## Short exercise
Output the full material exactly as it appears here.

── Entries supplied ──

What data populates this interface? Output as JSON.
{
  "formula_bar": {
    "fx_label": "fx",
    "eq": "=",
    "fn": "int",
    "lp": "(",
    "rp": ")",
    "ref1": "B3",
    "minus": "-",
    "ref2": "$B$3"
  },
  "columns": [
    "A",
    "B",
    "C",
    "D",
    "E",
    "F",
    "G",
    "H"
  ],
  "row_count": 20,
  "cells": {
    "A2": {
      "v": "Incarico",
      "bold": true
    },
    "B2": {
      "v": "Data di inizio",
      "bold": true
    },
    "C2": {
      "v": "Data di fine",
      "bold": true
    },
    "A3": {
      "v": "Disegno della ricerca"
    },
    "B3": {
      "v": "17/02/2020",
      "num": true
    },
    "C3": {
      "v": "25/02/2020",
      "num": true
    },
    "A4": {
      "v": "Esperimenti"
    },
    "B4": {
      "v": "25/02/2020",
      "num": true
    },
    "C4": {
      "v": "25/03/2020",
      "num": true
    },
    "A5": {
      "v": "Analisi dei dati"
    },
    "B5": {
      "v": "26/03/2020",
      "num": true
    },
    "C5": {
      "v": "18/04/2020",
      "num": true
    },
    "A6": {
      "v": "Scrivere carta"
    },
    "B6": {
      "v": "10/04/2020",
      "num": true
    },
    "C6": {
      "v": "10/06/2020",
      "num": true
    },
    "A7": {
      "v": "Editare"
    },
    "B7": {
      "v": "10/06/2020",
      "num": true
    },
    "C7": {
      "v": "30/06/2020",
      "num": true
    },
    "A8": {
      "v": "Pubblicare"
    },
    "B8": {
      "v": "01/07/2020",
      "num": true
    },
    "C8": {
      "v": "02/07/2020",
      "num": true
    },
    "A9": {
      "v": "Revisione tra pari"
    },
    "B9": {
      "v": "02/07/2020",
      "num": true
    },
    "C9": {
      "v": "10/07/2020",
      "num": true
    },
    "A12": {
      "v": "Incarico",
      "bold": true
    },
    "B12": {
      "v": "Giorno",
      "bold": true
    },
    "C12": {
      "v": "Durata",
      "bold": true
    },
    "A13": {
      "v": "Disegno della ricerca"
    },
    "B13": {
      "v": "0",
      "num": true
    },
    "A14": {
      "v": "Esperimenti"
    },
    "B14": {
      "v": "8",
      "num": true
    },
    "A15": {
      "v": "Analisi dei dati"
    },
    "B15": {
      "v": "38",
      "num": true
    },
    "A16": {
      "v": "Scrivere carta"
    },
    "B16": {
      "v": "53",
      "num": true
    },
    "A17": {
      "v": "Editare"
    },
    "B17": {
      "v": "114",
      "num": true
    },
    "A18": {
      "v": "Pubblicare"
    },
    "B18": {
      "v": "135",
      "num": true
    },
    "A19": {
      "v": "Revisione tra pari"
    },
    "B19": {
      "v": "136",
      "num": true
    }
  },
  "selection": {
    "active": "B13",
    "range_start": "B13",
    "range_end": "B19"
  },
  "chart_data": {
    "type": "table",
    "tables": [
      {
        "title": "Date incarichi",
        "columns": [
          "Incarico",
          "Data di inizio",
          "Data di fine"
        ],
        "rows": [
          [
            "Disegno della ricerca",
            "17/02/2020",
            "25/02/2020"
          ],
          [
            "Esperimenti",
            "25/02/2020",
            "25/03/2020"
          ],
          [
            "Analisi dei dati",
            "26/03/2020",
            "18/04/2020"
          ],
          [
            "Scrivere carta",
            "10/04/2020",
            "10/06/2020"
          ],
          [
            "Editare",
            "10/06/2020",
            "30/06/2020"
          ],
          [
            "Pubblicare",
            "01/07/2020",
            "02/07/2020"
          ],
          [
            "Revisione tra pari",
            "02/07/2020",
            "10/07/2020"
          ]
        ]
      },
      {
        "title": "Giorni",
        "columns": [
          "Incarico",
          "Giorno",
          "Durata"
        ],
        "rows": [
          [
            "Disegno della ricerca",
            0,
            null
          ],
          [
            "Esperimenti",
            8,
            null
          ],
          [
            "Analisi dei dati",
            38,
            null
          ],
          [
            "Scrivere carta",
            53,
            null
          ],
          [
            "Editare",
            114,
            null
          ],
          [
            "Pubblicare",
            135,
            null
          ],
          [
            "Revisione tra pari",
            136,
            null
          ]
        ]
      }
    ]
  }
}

───

## Expected output
What data populates this interface? Output as JSON.
{
  "formula_bar": {
    "fx_label": "fx",
    "eq": "=",
    "fn": "int",
    "lp": "(",
    "rp": ")",
    "ref1": "B3",
    "minus": "-",
    "ref2": "$B$3"
  },
  "columns": [
    "A",
    "B",
    "C",
    "D",
    "E",
    "F",
    "G",
    "H"
  ],
  "row_count": 20,
  "cells": {
    "A2": {
      "v": "Incarico",
      "bold": true
    },
    "B2": {
      "v": "Data di inizio",
      "bold": true
    },
    "C2": {
      "v": "Data di fine",
      "bold": true
    },
    "A3": {
      "v": "Disegno della ricerca"
    },
    "B3": {
      "v": "17/02/2020",
      "num": true
    },
    "C3": {
      "v": "25/02/2020",
      "num": true
    },
    "A4": {
      "v": "Esperimenti"
    },
    "B4": {
      "v": "25/02/2020",
      "num": true
    },
    "C4": {
      "v": "25/03/2020",
      "num": true
    },
    "A5": {
      "v": "Analisi dei dati"
    },
    "B5": {
      "v": "26/03/2020",
      "num": true
    },
    "C5": {
      "v": "18/04/2020",
      "num": true
    },
    "A6": {
      "v": "Scrivere carta"
    },
    "B6": {
      "v": "10/04/2020",
      "num": true
    },
    "C6": {
      "v": "10/06/2020",
      "num": true
    },
    "A7": {
      "v": "Editare"
    },
    "B7": {
      "v": "10/06/2020",
      "num": true
    },
    "C7": {
      "v": "30/06/2020",
      "num": true
    },
    "A8": {
      "v": "Pubblicare"
    },
    "B8": {
      "v": "01/07/2020",
      "num": true
    },
    "C8": {
      "v": "02/07/2020",
      "num": true
    },
    "A9": {
      "v": "Revisione tra pari"
    },
    "B9": {
      "v": "02/07/2020",
      "num": true
    },
    "C9": {
      "v": "10/07/2020",
      "num": true
    },
    "A12": {
      "v": "Incarico",
      "bold": true
    },
    "B12": {
      "v": "Giorno",
      "bold": true
    },
    "C12": {
      "v": "Durata",
      "bold": true
    },
    "A13": {
      "v": "Disegno della ricerca"
    },
    "B13": {
      "v": "0",
      "num": true
    },
    "A14": {
      "v": "Esperimenti"
    },
    "B14": {
      "v": "8",
      "num": true
    },
    "A15": {
      "v": "Analisi dei dati"
    },
    "B15": {
      "v": "38",
      "num": true
    },
    "A16": {
      "v": "Scrivere carta"
    },
    "B16": {
      "v": "53",
      "num": true
    },
    "A17": {
      "v": "Editare"
    },
    "B17": {
      "v": "114",
      "num": true
    },
    "A18": {
      "v": "Pubblicare"
    },
    "B18": {
      "v": "135",
      "num": true
    },
    "A19": {
      "v": "Revisione tra pari"
    },
    "B19": {
      "v": "136",
      "num": true
    }
  },
  "selection": {
    "active": "B13",
    "range_start": "B13",
    "range_end": "B19"
  },
  "chart_data": {
    "type": "table",
    "tables": [
      {
        "title": "Date incarichi",
        "columns": [
          "Incarico",
          "Data di inizio",
          "Data di fine"
        ],
        "rows": [
          [
            "Disegno della ricerca",
            "17/02/2020",
            "25/02/2020"
          ],
          [
            "Esperimenti",
            "25/02/2020",
            "25/03/2020"
          ],
          [
            "Analisi dei dati",
            "26/03/2020",
            "18/04/2020"
          ],
          [
            "Scrivere carta",
            "10/04/2020",
            "10/06/2020"
          ],
          [
            "Editare",
            "10/06/2020",
            "30/06/2020"
          ],
          [
            "Pubblicare",
            "01/07/2020",
            "02/07/2020"
          ],
          [
            "Revisione tra pari",
            "02/07/2020",
            "10/07/2020"
          ]
        ]
      },
      {
        "title": "Giorni",
        "columns": [
          "Incarico",
          "Giorno",
          "Durata"
        ],
        "rows": [
          [
            "Disegno della ricerca",
            0,
            null
          ],
          [
            "Esperimenti",
            8,
            null
          ],
          [
            "Analisi dei dati",
            38,
            null
          ],
          [
            "Scrivere carta",
            53,
            null
          ],
          [
            "Editare",
            114,
            null
          ],
          [
            "Pubblicare",
            135,
            null
          ],
          [
            "Revisione tra pari",
            136,
            null
          ]
        ]
      }
    ]
  }
}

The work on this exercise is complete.